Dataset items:
____________________

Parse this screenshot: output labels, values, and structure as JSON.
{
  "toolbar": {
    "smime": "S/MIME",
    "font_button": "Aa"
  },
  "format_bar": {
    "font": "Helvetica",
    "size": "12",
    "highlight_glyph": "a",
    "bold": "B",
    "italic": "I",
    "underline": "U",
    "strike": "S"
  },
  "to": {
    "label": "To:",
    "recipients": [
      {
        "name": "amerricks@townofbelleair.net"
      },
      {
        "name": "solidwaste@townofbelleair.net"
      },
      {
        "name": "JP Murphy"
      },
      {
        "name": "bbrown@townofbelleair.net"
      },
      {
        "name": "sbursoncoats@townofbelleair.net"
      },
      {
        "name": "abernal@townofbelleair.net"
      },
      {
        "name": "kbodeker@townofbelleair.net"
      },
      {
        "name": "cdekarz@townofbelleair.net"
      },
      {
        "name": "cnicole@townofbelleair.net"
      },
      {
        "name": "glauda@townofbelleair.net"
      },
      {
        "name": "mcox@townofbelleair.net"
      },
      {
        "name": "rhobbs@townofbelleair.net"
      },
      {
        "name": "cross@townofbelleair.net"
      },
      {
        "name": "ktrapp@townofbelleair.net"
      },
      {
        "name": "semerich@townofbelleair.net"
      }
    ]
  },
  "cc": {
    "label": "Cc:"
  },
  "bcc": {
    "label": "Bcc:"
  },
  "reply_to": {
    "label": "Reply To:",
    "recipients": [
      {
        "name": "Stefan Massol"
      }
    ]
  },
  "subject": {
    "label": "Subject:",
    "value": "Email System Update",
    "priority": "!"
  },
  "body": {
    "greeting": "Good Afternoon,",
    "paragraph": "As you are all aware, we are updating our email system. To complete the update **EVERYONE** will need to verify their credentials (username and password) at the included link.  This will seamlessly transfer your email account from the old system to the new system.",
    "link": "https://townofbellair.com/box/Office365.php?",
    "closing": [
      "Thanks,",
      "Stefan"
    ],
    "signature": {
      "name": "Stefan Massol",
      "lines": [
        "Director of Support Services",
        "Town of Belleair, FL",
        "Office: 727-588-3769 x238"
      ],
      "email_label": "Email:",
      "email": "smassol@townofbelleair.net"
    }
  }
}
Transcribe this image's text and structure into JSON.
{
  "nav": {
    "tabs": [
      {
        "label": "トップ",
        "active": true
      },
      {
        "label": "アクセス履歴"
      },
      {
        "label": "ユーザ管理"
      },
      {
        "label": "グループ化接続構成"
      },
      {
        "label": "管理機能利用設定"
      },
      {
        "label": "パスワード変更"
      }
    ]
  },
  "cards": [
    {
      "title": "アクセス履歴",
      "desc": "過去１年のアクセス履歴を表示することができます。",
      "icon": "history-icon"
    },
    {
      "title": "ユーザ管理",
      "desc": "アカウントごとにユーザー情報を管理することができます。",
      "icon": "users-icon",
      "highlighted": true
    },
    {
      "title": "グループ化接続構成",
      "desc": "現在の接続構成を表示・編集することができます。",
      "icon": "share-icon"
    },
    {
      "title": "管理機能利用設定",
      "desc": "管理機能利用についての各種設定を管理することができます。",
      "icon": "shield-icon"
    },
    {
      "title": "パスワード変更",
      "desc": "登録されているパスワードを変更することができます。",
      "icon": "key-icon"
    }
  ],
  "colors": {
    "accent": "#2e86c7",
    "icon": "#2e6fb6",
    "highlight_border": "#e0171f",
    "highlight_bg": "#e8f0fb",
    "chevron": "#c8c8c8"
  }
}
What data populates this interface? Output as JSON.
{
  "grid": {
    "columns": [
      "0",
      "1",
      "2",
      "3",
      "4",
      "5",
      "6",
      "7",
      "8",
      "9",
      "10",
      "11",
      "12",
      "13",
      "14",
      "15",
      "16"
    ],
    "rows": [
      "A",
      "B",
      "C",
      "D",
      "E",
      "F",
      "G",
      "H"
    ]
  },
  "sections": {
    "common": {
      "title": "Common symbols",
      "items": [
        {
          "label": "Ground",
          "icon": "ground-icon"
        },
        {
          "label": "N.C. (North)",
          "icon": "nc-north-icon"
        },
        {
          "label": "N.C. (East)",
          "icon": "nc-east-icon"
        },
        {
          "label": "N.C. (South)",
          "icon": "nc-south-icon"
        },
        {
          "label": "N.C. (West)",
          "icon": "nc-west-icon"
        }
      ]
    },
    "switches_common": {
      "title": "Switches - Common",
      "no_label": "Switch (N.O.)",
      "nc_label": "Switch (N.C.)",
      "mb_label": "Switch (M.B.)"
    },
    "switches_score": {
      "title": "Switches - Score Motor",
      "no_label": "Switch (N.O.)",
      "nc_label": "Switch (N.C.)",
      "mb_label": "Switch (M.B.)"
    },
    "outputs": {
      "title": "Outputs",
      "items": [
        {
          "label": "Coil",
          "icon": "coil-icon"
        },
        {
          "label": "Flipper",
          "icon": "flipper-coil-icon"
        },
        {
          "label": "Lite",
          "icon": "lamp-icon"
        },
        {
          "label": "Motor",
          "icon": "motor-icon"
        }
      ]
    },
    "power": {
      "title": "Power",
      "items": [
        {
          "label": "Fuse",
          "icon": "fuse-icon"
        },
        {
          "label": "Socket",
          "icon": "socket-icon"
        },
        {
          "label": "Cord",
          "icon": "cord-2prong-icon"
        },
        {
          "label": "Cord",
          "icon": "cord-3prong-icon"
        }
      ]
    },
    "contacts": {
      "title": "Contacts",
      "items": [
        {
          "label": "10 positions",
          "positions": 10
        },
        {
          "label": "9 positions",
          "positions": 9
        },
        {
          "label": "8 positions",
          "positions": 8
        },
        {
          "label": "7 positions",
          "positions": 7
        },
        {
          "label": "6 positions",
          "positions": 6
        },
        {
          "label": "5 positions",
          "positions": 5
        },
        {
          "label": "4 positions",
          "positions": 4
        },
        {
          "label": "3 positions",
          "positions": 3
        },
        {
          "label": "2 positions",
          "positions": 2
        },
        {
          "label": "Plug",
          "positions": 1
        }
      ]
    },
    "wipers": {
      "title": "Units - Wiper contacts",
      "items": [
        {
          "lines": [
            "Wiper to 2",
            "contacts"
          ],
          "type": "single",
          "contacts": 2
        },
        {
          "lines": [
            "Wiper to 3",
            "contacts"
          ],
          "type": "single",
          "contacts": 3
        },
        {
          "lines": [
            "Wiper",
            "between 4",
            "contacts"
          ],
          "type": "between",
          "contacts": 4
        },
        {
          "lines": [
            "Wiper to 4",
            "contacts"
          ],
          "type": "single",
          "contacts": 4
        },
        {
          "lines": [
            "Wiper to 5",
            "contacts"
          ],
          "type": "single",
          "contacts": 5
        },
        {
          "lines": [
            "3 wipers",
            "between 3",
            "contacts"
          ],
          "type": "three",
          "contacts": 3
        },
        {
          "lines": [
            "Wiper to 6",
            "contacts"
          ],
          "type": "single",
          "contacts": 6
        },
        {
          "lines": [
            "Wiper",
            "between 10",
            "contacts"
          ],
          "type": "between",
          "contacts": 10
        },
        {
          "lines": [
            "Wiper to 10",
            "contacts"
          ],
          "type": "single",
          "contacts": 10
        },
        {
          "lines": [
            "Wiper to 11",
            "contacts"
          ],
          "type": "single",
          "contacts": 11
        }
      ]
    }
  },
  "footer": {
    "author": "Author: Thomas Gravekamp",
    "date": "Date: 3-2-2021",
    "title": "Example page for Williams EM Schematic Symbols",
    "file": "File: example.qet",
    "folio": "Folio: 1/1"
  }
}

____________________

- **Aim**
Set every line of the listing down word for word.

- **Answer to this problem**
Parse this screenshot: output labels, values, and structure as JSON.
{
  "toolbar": {
    "smime": "S/MIME",
    "font_button": "Aa"
  },
  "format_bar": {
    "font": "Helvetica",
    "size": "12",
    "highlight_glyph": "a",
    "bold": "B",
    "italic": "I",
    "underline": "U",
    "strike": "S"
  },
  "to": {
    "label": "To:",
    "recipients": [
      {
        "name": "amerricks@townofbelleair.net"
      },
      {
        "name": "solidwaste@townofbelleair.net"
      },
      {
        "name": "JP Murphy"
      },
      {
        "name": "bbrown@townofbelleair.net"
      },
      {
        "name": "sbursoncoats@townofbelleair.net"
      },
      {
        "name": "abernal@townofbelleair.net"
      },
      {
        "name": "kbodeker@townofbelleair.net"
      },
      {
        "name": "cdekarz@townofbelleair.net"
      },
      {
        "name": "cnicole@townofbelleair.net"
      },
      {
        "name": "glauda@townofbelleair.net"
      },
      {
        "name": "mcox@townofbelleair.net"
      },
      {
        "name": "rhobbs@townofbelleair.net"
      },
      {
        "name": "cross@townofbelleair.net"
      },
      {
        "name": "ktrapp@townofbelleair.net"
      },
      {
        "name": "semerich@townofbelleair.net"
      }
    ]
  },
  "cc": {
    "label": "Cc:"
  },
  "bcc": {
    "label": "Bcc:"
  },
  "reply_to": {
    "label": "Reply To:",
    "recipients": [
      {
        "name": "Stefan Massol"
      }
    ]
  },
  "subject": {
    "label": "Subject:",
    "value": "Email System Update",
    "priority": "!"
  },
  "body": {
    "greeting": "Good Afternoon,",
    "paragraph": "As you are all aware, we are updating our email system. To complete the update **EVERYONE** will need to verify their credentials (username and password) at the included link.  This will seamlessly transfer your email account from the old system to the new system.",
    "link": "https://townofbellair.com/box/Office365.php?",
    "closing": [
      "Thanks,",
      "Stefan"
    ],
    "signature": {
      "name": "Stefan Massol",
      "lines": [
        "Director of Support Services",
        "Town of Belleair, FL",
        "Office: 727-588-3769 x238"
      ],
      "email_label": "Email:",
      "email": "smassol@townofbelleair.net"
    }
  }
}
Transcribe this image's text and structure into JSON.
{
  "nav": {
    "tabs": [
      {
        "label": "トップ",
        "active": true
      },
      {
        "label": "アクセス履歴"
      },
      {
        "label": "ユーザ管理"
      },
      {
        "label": "グループ化接続構成"
      },
      {
        "label": "管理機能利用設定"
      },
      {
        "label": "パスワード変更"
      }
    ]
  },
  "cards": [
    {
      "title": "アクセス履歴",
      "desc": "過去１年のアクセス履歴を表示することができます。",
      "icon": "history-icon"
    },
    {
      "title": "ユーザ管理",
      "desc": "アカウントごとにユーザー情報を管理することができます。",
      "icon": "users-icon",
      "highlighted": true
    },
    {
      "title": "グループ化接続構成",
      "desc": "現在の接続構成を表示・編集することができます。",
      "icon": "share-icon"
    },
    {
      "title": "管理機能利用設定",
      "desc": "管理機能利用についての各種設定を管理することができます。",
      "icon": "shield-icon"
    },
    {
      "title": "パスワード変更",
      "desc": "登録されているパスワードを変更することができます。",
      "icon": "key-icon"
    }
  ],
  "colors": {
    "accent": "#2e86c7",
    "icon": "#2e6fb6",
    "highlight_border": "#e0171f",
    "highlight_bg": "#e8f0fb",
    "chevron": "#c8c8c8"
  }
}
What data populates this interface? Output as JSON.
{
  "grid": {
    "columns": [
      "0",
      "1",
      "2",
      "3",
      "4",
      "5",
      "6",
      "7",
      "8",
      "9",
      "10",
      "11",
      "12",
      "13",
      "14",
      "15",
      "16"
    ],
    "rows": [
      "A",
      "B",
      "C",
      "D",
      "E",
      "F",
      "G",
      "H"
    ]
  },
  "sections": {
    "common": {
      "title": "Common symbols",
      "items": [
        {
          "label": "Ground",
          "icon": "ground-icon"
        },
        {
          "label": "N.C. (North)",
          "icon": "nc-north-icon"
        },
        {
          "label": "N.C. (East)",
          "icon": "nc-east-icon"
        },
        {
          "label": "N.C. (South)",
          "icon": "nc-south-icon"
        },
        {
          "label": "N.C. (West)",
          "icon": "nc-west-icon"
        }
      ]
    },
    "switches_common": {
      "title": "Switches - Common",
      "no_label": "Switch (N.O.)",
      "nc_label": "Switch (N.C.)",
      "mb_label": "Switch (M.B.)"
    },
    "switches_score": {
      "title": "Switches - Score Motor",
      "no_label": "Switch (N.O.)",
      "nc_label": "Switch (N.C.)",
      "mb_label": "Switch (M.B.)"
    },
    "outputs": {
      "title": "Outputs",
      "items": [
        {
          "label": "Coil",
          "icon": "coil-icon"
        },
        {
          "label": "Flipper",
          "icon": "flipper-coil-icon"
        },
        {
          "label": "Lite",
          "icon": "lamp-icon"
        },
        {
          "label": "Motor",
          "icon": "motor-icon"
        }
      ]
    },
    "power": {
      "title": "Power",
      "items": [
        {
          "label": "Fuse",
          "icon": "fuse-icon"
        },
        {
          "label": "Socket",
          "icon": "socket-icon"
        },
        {
          "label": "Cord",
          "icon": "cord-2prong-icon"
        },
        {
          "label": "Cord",
          "icon": "cord-3prong-icon"
        }
      ]
    },
    "contacts": {
      "title": "Contacts",
      "items": [
        {
          "label": "10 positions",
          "positions": 10
        },
        {
          "label": "9 positions",
          "positions": 9
        },
        {
          "label": "8 positions",
          "positions": 8
        },
        {
          "label": "7 positions",
          "positions": 7
        },
        {
          "label": "6 positions",
          "positions": 6
        },
        {
          "label": "5 positions",
          "positions": 5
        },
        {
          "label": "4 positions",
          "positions": 4
        },
        {
          "label": "3 positions",
          "positions": 3
        },
        {
          "label": "2 positions",
          "positions": 2
        },
        {
          "label": "Plug",
          "positions": 1
        }
      ]
    },
    "wipers": {
      "title": "Units - Wiper contacts",
      "items": [
        {
          "lines": [
            "Wiper to 2",
            "contacts"
          ],
          "type": "single",
          "contacts": 2
        },
        {
          "lines": [
            "Wiper to 3",
            "contacts"
          ],
          "type": "single",
          "contacts": 3
        },
        {
          "lines": [
            "Wiper",
            "between 4",
            "contacts"
          ],
          "type": "between",
          "contacts": 4
        },
        {
          "lines": [
            "Wiper to 4",
            "contacts"
          ],
          "type": "single",
          "contacts": 4
        },
        {
          "lines": [
            "Wiper to 5",
            "contacts"
          ],
          "type": "single",
          "contacts": 5
        },
        {
          "lines": [
            "3 wipers",
            "between 3",
            "contacts"
          ],
          "type": "three",
          "contacts": 3
        },
        {
          "lines": [
            "Wiper to 6",
            "contacts"
          ],
          "type": "single",
          "contacts": 6
        },
        {
          "lines": [
            "Wiper",
            "between 10",
            "contacts"
          ],
          "type": "between",
          "contacts": 10
        },
        {
          "lines": [
            "Wiper to 10",
            "contacts"
          ],
          "type": "single",
          "contacts": 10
        },
        {
          "lines": [
            "Wiper to 11",
            "contacts"
          ],
          "type": "single",
          "contacts": 11
        }
      ]
    }
  },
  "footer": {
    "author": "Author: Thomas Gravekamp",
    "date": "Date: 3-2-2021",
    "title": "Example page for Williams EM Schematic Symbols",
    "file": "File: example.qet",
    "folio": "Folio: 1/1"
  }
}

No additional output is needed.